* **TEXTE EXTRAIT**:
————————

Ce dispositif a été modifié par l'Assemblée nationale, avec l'accord du gouvernement, afin de :
- préciser, à l'initiative du rapporteur de la commission des Lois, que la désignation des mandataires de justice ne remettait pas en cause la possibilité pour le tribunal de nommer un ou plusieurs experts avec une mission qu'il déterminerait ;
- donner au ministère public la faculté de récuser la personne antérieurement désignée en qualité de mandataire ad hoc ou de conciliateur si la procédure de sauvegarde est ouverte alors qu'une procédure de conciliation ou un mandat ad hoc a déjà été ouvert, dans les 18 mois précédents, à l'encontre du débiteur. Cette nouvelle disposition serait justifiée, selon le rapporteur de la commission des lois de l'Assemblée nationale, par le souci de permettre au ministère public de sanctionner le mandataire ou le conciliateur qui n'aurait pas su gérer un dossier dans le cadre du mandat ad hoc ou de la conciliation 105 ( * ) .
Votre commission estime justifié que le ministère public se prononce effectivement sur l'opportunité de la nomination en qualité de mandataire judiciaire ou d'administrateur d'une personne ayant été, à l'égard d'un même débiteur, chargé d'un mandat ad hoc ou d'une mission de conciliation. Toutefois, la possibilité ainsi offerte au ministère de récuser une personne que le tribunal vient de désigner par jugement apparaît pour le moins étonnante. En effet, le tribunal en la matière doit rester souverain, après avoir été le cas échéant éclairé par le parquet.
Telle est d'ailleurs la raison pour laquelle le quatrième alinéa de l'article L. 621-1 exige à titre de formalité la présence du ministère public à l'audience d'ouverture d'une procédure à l'encontre d'un débiteur ayant fait l'objet d'un mandat ad hoc ou d'une procédure de conciliation dans les dix-huit mois précédents.

————————

* **ENTRÉES**:
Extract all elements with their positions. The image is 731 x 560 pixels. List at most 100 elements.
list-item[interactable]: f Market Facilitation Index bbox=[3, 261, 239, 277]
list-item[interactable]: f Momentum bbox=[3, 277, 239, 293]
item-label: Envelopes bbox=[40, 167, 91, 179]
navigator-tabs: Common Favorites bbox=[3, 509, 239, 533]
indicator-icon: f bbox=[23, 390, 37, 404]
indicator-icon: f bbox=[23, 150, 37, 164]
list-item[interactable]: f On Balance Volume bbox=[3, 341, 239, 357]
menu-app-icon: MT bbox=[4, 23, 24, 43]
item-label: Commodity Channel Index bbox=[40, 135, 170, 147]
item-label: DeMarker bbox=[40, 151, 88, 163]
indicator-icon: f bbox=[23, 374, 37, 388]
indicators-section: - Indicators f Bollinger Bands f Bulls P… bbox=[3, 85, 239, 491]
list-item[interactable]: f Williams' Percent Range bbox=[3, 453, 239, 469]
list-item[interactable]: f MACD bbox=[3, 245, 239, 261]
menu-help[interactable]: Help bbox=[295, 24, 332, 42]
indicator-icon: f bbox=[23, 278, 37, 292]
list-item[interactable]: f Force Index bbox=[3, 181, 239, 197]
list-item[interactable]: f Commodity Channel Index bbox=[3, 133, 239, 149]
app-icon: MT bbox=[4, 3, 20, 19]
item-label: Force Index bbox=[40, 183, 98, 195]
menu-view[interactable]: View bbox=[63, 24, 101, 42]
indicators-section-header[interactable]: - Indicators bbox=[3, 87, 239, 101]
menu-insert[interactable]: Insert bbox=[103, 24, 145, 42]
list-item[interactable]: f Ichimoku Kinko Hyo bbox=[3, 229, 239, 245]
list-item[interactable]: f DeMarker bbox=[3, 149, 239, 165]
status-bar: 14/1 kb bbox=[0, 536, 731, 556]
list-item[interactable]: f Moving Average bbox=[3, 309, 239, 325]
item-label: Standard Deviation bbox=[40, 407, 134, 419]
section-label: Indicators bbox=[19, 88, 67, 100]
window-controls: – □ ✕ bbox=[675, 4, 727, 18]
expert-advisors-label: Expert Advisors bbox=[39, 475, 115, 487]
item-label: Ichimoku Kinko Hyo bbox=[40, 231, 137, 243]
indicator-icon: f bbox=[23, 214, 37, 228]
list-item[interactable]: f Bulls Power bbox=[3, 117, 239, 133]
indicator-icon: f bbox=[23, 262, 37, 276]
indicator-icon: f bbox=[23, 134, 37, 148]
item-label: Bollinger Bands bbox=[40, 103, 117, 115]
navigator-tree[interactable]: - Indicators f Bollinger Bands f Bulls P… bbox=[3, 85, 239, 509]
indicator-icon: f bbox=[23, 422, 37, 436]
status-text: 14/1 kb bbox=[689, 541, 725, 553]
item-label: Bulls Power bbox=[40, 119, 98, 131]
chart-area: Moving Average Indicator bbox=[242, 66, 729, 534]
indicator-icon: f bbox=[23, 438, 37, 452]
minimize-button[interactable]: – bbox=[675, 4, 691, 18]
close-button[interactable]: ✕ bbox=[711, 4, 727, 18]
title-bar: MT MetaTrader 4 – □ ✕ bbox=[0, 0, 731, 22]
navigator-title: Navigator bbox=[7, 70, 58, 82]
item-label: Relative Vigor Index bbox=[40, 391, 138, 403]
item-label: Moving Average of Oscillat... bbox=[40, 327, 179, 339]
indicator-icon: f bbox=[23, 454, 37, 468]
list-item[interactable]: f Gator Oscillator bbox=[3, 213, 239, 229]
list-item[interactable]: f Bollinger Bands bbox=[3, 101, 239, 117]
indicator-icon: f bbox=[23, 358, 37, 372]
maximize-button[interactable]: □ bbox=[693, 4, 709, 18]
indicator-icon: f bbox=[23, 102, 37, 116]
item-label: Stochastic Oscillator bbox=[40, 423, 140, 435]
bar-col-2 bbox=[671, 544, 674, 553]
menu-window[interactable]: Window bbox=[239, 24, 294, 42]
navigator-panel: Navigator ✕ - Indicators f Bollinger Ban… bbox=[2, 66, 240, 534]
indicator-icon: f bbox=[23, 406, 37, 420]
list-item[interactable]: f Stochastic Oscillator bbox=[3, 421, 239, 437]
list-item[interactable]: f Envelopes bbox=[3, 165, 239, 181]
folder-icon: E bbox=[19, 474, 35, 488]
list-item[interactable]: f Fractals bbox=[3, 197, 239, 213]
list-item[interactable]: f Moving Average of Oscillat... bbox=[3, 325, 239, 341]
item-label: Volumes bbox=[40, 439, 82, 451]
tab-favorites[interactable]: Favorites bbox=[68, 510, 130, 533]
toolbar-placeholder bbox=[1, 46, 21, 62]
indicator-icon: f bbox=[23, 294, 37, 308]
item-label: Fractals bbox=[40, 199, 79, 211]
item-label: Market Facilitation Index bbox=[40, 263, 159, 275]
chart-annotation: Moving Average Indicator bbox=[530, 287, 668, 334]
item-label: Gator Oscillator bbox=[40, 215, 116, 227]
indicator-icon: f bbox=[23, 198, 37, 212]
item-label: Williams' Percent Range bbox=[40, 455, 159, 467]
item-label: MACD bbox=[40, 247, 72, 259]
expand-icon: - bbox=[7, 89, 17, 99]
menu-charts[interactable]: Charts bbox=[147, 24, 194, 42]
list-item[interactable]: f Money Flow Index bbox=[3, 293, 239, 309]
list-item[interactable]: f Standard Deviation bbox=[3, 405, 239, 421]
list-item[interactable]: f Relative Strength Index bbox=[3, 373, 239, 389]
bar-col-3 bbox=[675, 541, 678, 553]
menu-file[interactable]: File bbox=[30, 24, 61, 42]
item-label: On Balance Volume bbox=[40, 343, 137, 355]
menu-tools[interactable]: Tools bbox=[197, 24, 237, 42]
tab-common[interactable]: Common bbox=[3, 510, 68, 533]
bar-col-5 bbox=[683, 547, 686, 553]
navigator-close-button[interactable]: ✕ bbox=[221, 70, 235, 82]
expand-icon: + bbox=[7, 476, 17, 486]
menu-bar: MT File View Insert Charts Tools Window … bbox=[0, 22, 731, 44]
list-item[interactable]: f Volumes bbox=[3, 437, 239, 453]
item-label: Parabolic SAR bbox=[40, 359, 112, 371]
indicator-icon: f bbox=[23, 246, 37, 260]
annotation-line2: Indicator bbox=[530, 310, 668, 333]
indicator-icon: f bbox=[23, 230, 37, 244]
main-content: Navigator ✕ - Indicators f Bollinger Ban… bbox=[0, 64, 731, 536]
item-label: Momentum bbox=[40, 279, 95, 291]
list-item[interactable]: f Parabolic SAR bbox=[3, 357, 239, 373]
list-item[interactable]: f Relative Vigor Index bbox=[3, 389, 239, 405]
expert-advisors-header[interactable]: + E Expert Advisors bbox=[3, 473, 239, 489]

————————

* **CONSIGNES**:
a – Répondez aux questions suivantes à l'aide du texte extrait.
(i) Quelle assemblée a modifié le dispositif, et avec l'accord de qui ?
(ii) Quel article exige la présence du ministère public à l'audience d'ouverture d'une procédure ?
(iii) D'après le texte extrait, par qui le tribunal peut-il être éclairé avant de se prononcer ?
b – Indiquez si chacune des affirmations suivantes est conforme au texte extrait, en citant les mots qui le montrent.
(i) La commission trouve normal que le ministère public puisse récuser une personne que le tribunal vient de désigner.
(ii) Selon la commission, le tribunal doit rester souverain en la matière.
(iii) La précision relative à la nomination d'experts a été apportée à l'initiative du gouvernement.
c – Résumez le texte extrait en deux phrases.

* **CORRIGÉ**:
a –
(i) L'Assemblée nationale, avec l'accord du gouvernement.
(ii) Le quatrième alinéa de l'article L. 621-1.
(iii) Par le parquet.

b –
(i) Non : « apparaît pour le moins étonnante ».
(ii) Oui : « le tribunal en la matière doit rester souverain ».
(iii) Non : « à l'initiative du rapporteur de la commission des Lois ».

c – L'Assemblée nationale, avec l'accord du gouvernement, a modifié le dispositif pour préciser que le tribunal peut toujours nommer des experts. Elle a aussi permis au ministère public de récuser la personne déjà désignée comme mandataire ad hoc ou conciliateur du même débiteur dans les 18 mois précédents, faculté que la commission juge étonnante, car le tribunal doit rester souverain après avoir été éclairé par le parquet.